#### ENTRIES SUPPLIED:
◆ ◆ ◆ ◆ ◆

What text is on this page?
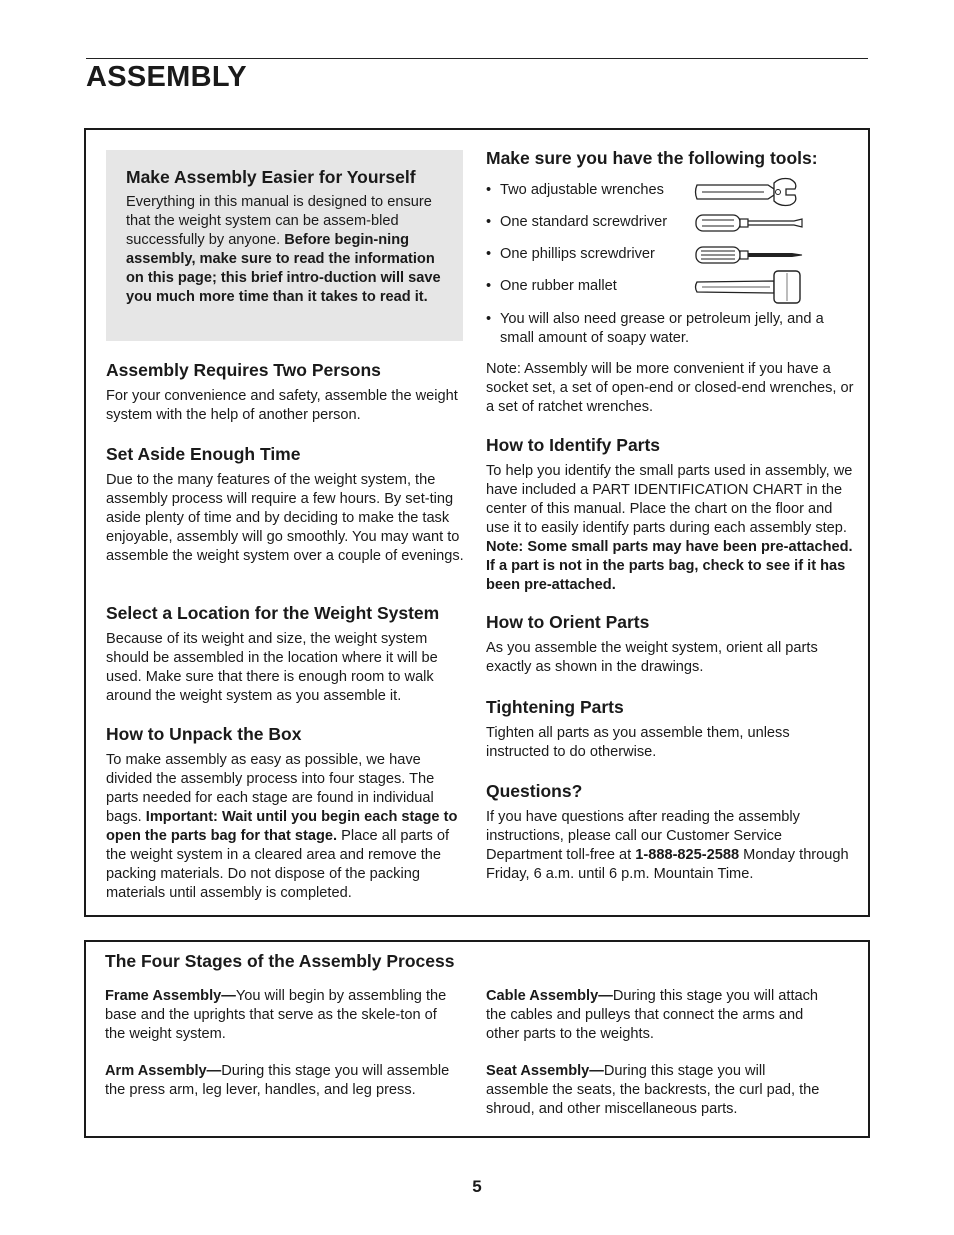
ASSEMBLY
Make Assembly Easier for Yourself

Everything in this manual is designed to ensure that the weight system can be assem-bled successfully by anyone. Before begin-ning assembly, make sure to read the information on this page; this brief intro-duction will save you much more time than it takes to read it.

Assembly Requires Two Persons

For your convenience and safety, assemble the weight system with the help of another person.

Set Aside Enough Time

Due to the many features of the weight system, the assembly process will require a few hours. By set-ting aside plenty of time and by deciding to make the task enjoyable, assembly will go smoothly. You may want to assemble the weight system over a couple of evenings.

Select a Location for the Weight System

Because of its weight and size, the weight system should be assembled in the location where it will be used. Make sure that there is enough room to walk around the weight system as you assemble it.

How to Unpack the Box

To make assembly as easy as possible, we have divided the assembly process into four stages. The parts needed for each stage are found in individual bags. Important: Wait until you begin each stage to open the parts bag for that stage. Place all parts of the weight system in a cleared area and remove the packing materials. Do not dispose of the packing materials until assembly is completed.

Make sure you have the following tools:
• Two adjustable wrenches
• One standard screwdriver
• One phillips screwdriver
• One rubber mallet
• You will also need grease or petroleum jelly, and a small amount of soapy water.

Note: Assembly will be more convenient if you have a socket set, a set of open-end or closed-end wrenches, or a set of ratchet wrenches.

How to Identify Parts

To help you identify the small parts used in assembly, we have included a PART IDENTIFICATION CHART in the center of this manual. Place the chart on the floor and use it to easily identify parts during each assembly step. Note: Some small parts may have been pre-attached. If a part is not in the parts bag, check to see if it has been pre-attached.

How to Orient Parts

As you assemble the weight system, orient all parts exactly as shown in the drawings.

Tightening Parts

Tighten all parts as you assemble them, unless instructed to do otherwise.

Questions?

If you have questions after reading the assembly instructions, please call our Customer Service Department toll-free at 1-888-825-2588 Monday through Friday, 6 a.m. until 6 p.m. Mountain Time.

The Four Stages of the Assembly Process

Frame Assembly—You will begin by assembling the base and the uprights that serve as the skele-ton of the weight system.

Arm Assembly—During this stage you will assemble the press arm, leg lever, handles, and leg press.

Cable Assembly—During this stage you will attach the cables and pulleys that connect the arms and other parts to the weights.

Seat Assembly—During this stage you will assemble the seats, the backrests, the curl pad, the shroud, and other miscellaneous parts.

5
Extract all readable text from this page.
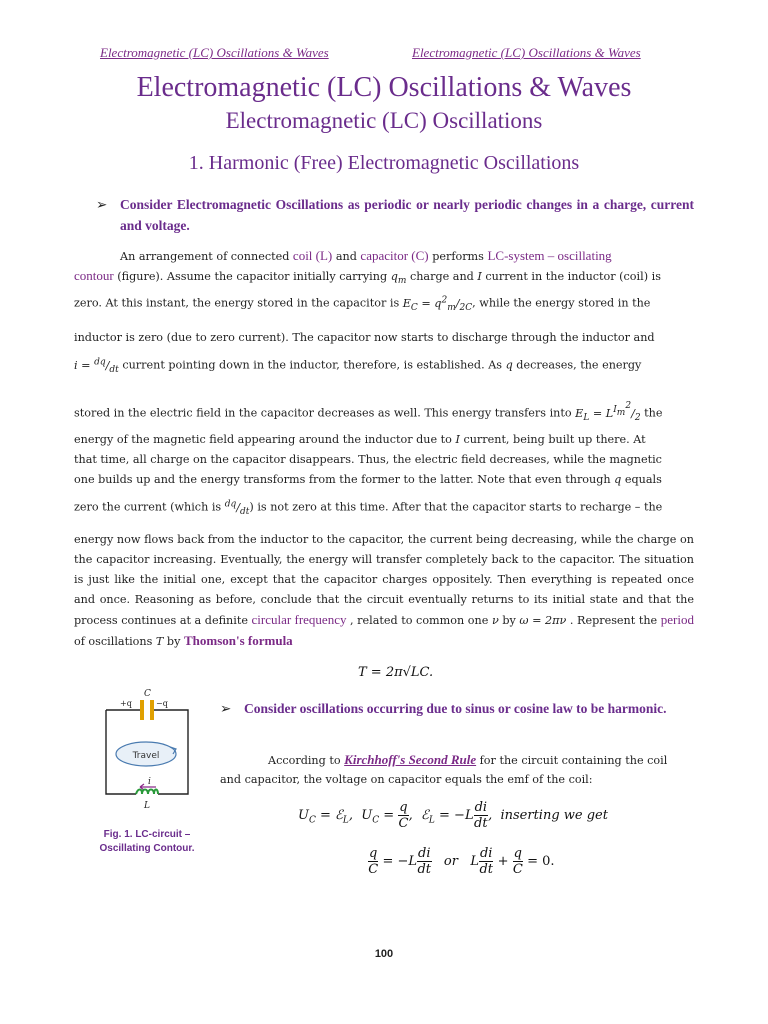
Electromagnetic (LC) Oscillations & Waves	Electromagnetic (LC) Oscillations & Waves
Electromagnetic (LC) Oscillations & Waves
Electromagnetic (LC) Oscillations
1. Harmonic (Free) Electromagnetic Oscillations
➢ Consider Electromagnetic Oscillations as periodic or nearly periodic changes in a charge, current and voltage.
An arrangement of connected coil (L) and capacitor (C) performs LC-system – oscillating
contour (figure). Assume the capacitor initially carrying $q_m$ charge and I current in the inductor (coil) is
zero. At this instant, the energy stored in the capacitor is $E_C = q^2_m/_{2C}$, while the energy stored in the
inductor is zero (due to zero current). The capacitor now starts to discharge through the inductor and
$i = ^{dq}/_{dt}$ current pointing down in the inductor, therefore, is established. As q decreases, the energy
stored in the electric field in the capacitor decreases as well. This energy transfers into $E_L = L^{Im2}/_2$ the
energy of the magnetic field appearing around the inductor due to I current, being built up there. At
that time, all charge on the capacitor disappears. Thus, the electric field decreases, while the magnetic
one builds up and the energy transforms from the former to the latter. Note that even through q equals
zero the current (which is $^{dq}/_{dt}$) is not zero at this time. After that the capacitor starts to recharge – the
energy now flows back from the inductor to the capacitor, the current being decreasing, while the charge on the capacitor increasing. Eventually, the energy will transfer completely back to the capacitor. The situation is just like the initial one, except that the capacitor charges oppositely. Then everything is repeated once and once. Reasoning as before, conclude that the circuit eventually returns to its initial state and that the process continues at a definite circular frequency , related to common one ν by ω = 2πν . Represent the period of oscillations T by Thomson's formula
T = 2π√LC.
C
+q	−q
Travel
i
L
Fig. 1. LC-circuit – Oscillating Contour.
➢ Consider oscillations occurring due to sinus or cosine law to be harmonic.
According to Kirchhoff's Second Rule for the circuit containing the coil
and capacitor, the voltage on capacitor equals the emf of the coil:
$U_C$ = ℰ$_L$,  $U_C = \frac{q}{C}$ ,  ℰ$_L$ = $-L \frac{di}{dt}$ ,  inserting we get
$\frac{q}{C} = -L \frac{di}{dt}$ or   L $\frac{di}{dt} + \frac{q}{C} = 0$.
100
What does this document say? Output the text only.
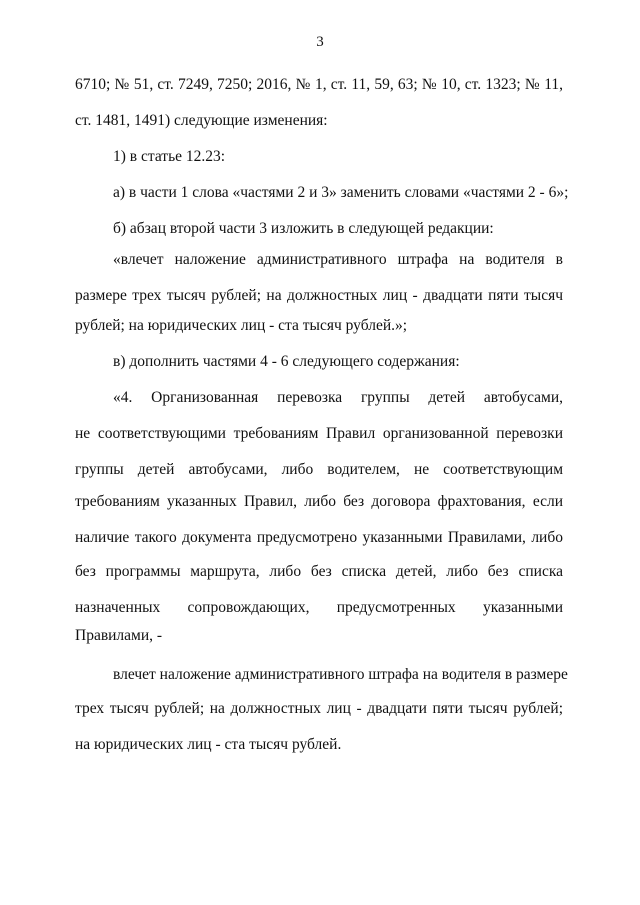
3
6710; № 51, ст. 7249, 7250; 2016, № 1, ст. 11, 59, 63; № 10, ст. 1323; № 11,
ст. 1481, 1491) следующие изменения:
1) в статье 12.23:
а) в части 1 слова «частями 2 и 3» заменить словами «частями 2 - 6»;
б) абзац второй части 3 изложить в следующей редакции:
«влечет наложение административного штрафа на водителя в
размере трех тысяч рублей; на должностных лиц - двадцати пяти тысяч
рублей; на юридических лиц - ста тысяч рублей.»;
в) дополнить частями 4 - 6 следующего содержания:
«4. Организованная перевозка группы детей автобусами,
не соответствующими требованиям Правил организованной перевозки
группы детей автобусами, либо водителем, не соответствующим
требованиям указанных Правил, либо без договора фрахтования, если
наличие такого документа предусмотрено указанными Правилами, либо
без программы маршрута, либо без списка детей, либо без списка
назначенных сопровождающих, предусмотренных указанными
Правилами, -
влечет наложение административного штрафа на водителя в размере
трех тысяч рублей; на должностных лиц - двадцати пяти тысяч рублей;
на юридических лиц - ста тысяч рублей.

◆ ◆ ◆ ◆ ◆

#### YOUR GOAL:
Count the lines that hold the string "inductor", and reply with that number alone.

#### ANSWER IN FULL:
5